== PROVIDED DATA

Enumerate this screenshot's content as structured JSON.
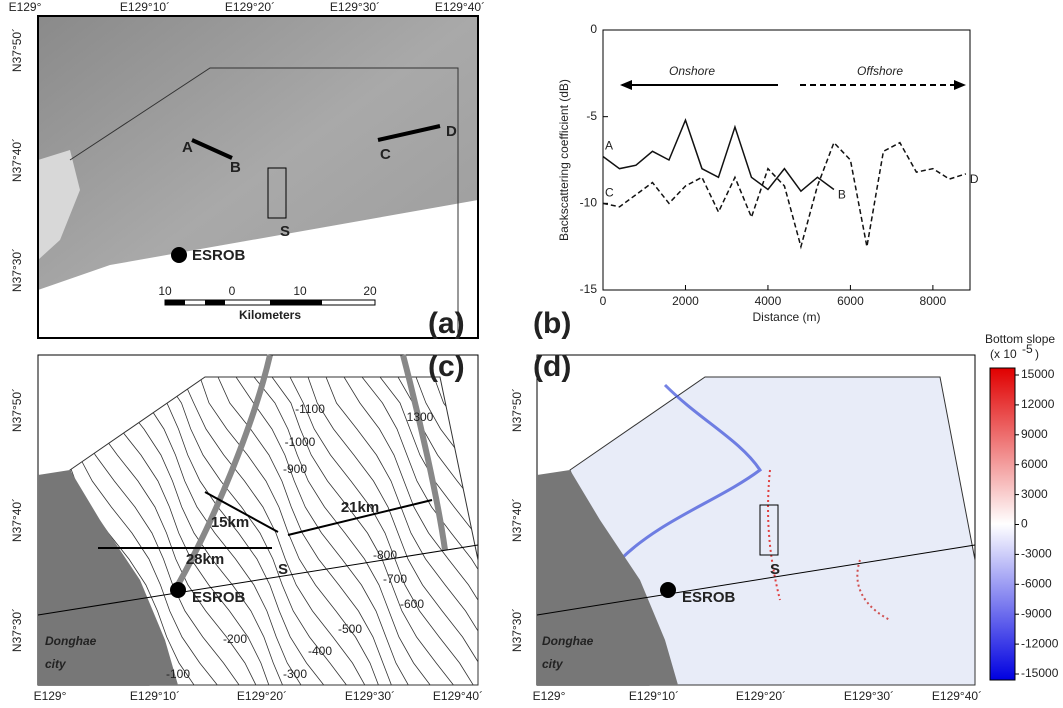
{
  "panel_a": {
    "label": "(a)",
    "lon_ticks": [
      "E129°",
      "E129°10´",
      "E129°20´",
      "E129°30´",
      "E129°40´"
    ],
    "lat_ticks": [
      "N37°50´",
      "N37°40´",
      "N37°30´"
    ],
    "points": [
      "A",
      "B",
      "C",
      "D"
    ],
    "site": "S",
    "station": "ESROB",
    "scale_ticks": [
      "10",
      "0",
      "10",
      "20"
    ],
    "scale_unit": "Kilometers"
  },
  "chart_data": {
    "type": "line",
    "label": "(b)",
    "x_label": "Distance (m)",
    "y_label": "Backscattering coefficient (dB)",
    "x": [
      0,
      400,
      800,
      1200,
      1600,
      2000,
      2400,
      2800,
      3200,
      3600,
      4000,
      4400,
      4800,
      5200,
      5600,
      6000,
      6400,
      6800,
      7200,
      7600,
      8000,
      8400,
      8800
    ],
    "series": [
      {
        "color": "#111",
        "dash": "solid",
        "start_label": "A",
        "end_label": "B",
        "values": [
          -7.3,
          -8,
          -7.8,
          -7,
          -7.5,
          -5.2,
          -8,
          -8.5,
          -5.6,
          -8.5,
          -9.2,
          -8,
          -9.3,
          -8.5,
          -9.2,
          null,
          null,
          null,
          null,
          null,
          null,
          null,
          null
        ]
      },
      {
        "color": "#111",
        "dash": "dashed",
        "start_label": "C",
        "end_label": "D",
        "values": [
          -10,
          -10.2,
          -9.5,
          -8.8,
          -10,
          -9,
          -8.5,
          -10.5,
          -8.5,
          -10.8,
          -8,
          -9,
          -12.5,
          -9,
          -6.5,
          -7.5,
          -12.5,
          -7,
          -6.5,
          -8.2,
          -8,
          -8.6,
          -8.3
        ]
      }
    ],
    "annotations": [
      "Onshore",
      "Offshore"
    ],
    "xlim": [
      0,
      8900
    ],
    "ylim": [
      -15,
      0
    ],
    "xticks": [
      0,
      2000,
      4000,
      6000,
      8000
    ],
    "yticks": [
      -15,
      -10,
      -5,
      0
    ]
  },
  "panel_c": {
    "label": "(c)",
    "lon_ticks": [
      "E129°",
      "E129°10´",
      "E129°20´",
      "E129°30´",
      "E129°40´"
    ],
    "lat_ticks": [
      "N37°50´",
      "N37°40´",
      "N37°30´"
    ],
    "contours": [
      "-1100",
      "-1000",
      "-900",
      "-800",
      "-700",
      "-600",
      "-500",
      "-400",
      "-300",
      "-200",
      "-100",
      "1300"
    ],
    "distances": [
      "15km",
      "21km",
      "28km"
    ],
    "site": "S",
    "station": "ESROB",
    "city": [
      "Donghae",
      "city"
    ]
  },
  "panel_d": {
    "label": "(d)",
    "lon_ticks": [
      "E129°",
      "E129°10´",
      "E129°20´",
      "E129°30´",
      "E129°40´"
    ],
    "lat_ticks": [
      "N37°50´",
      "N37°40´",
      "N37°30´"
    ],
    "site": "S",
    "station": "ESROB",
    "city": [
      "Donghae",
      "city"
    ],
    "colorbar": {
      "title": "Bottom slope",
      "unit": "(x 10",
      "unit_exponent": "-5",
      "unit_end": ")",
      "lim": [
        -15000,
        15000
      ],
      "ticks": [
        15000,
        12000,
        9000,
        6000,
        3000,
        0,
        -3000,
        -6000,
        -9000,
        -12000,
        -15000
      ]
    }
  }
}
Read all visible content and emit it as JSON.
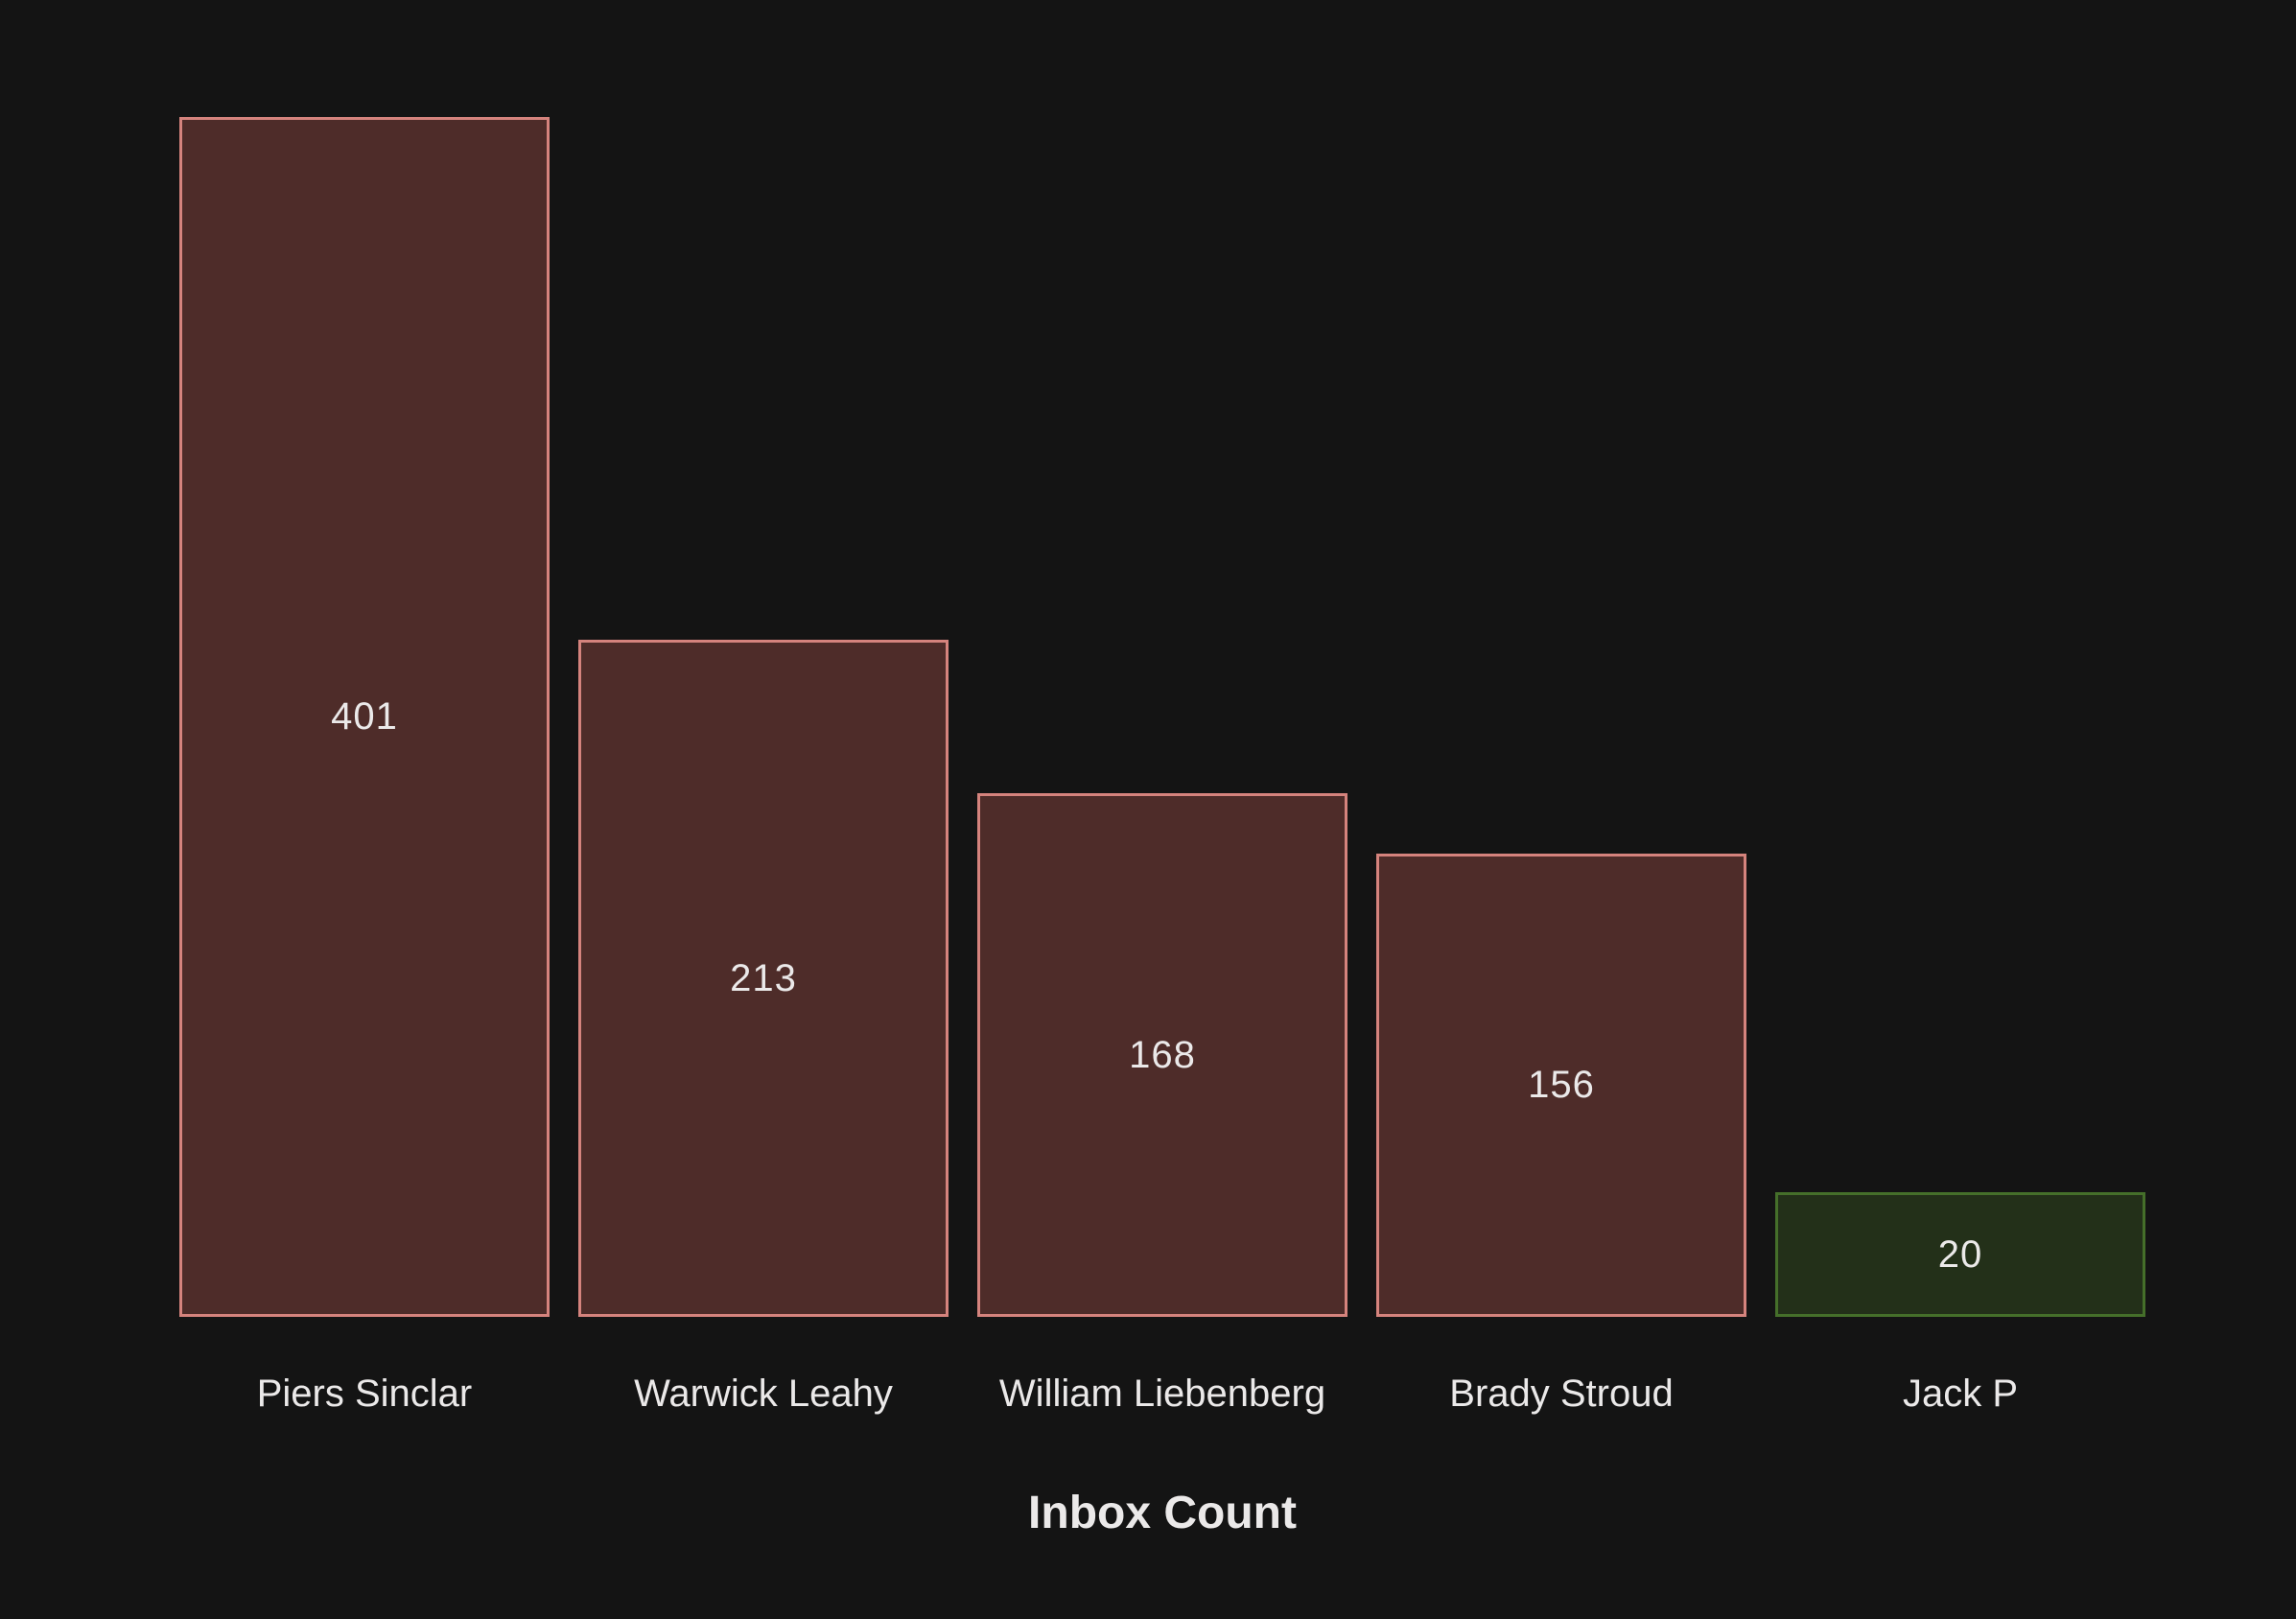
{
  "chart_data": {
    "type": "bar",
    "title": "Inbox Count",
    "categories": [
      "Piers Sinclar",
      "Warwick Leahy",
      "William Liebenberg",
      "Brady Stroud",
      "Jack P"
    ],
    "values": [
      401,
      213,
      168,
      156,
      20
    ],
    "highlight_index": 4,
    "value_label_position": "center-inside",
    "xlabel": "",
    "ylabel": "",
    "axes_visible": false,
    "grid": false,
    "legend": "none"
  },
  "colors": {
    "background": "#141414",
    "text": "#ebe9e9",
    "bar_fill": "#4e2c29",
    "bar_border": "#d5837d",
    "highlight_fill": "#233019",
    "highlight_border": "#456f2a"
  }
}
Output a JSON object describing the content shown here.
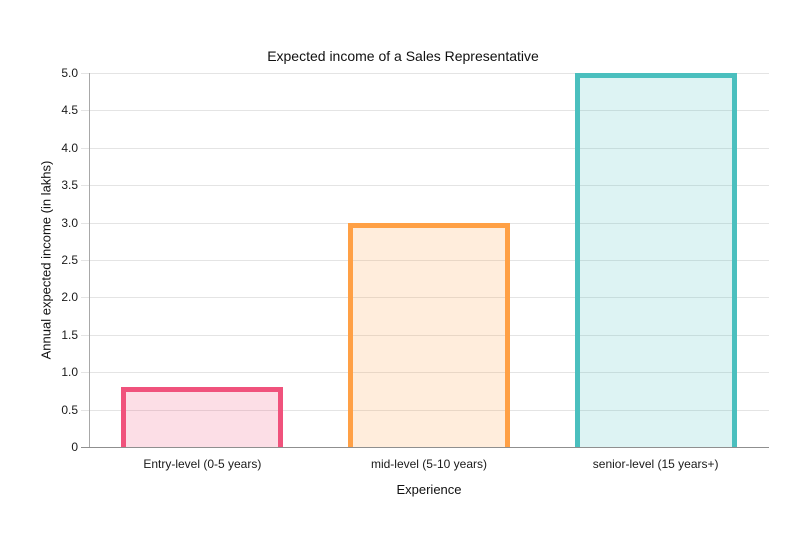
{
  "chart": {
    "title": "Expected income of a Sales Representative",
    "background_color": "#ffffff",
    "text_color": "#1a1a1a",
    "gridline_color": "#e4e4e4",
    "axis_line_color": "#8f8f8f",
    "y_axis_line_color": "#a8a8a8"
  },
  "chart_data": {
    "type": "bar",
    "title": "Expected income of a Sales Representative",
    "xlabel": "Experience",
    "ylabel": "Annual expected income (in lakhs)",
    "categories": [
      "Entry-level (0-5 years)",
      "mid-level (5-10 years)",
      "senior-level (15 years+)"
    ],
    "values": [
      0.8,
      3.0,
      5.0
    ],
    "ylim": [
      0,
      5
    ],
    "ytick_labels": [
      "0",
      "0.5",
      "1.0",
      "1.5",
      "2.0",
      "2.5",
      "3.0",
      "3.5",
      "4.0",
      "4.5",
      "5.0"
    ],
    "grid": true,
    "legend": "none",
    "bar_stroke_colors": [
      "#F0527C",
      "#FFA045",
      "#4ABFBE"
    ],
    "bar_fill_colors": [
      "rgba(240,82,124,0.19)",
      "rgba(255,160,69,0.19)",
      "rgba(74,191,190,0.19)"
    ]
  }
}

====

Look above for lines with the word "rgba" and copy them all.

      "rgba(240,82,124,0.19)",
      "rgba(255,160,69,0.19)",
      "rgba(74,191,190,0.19)"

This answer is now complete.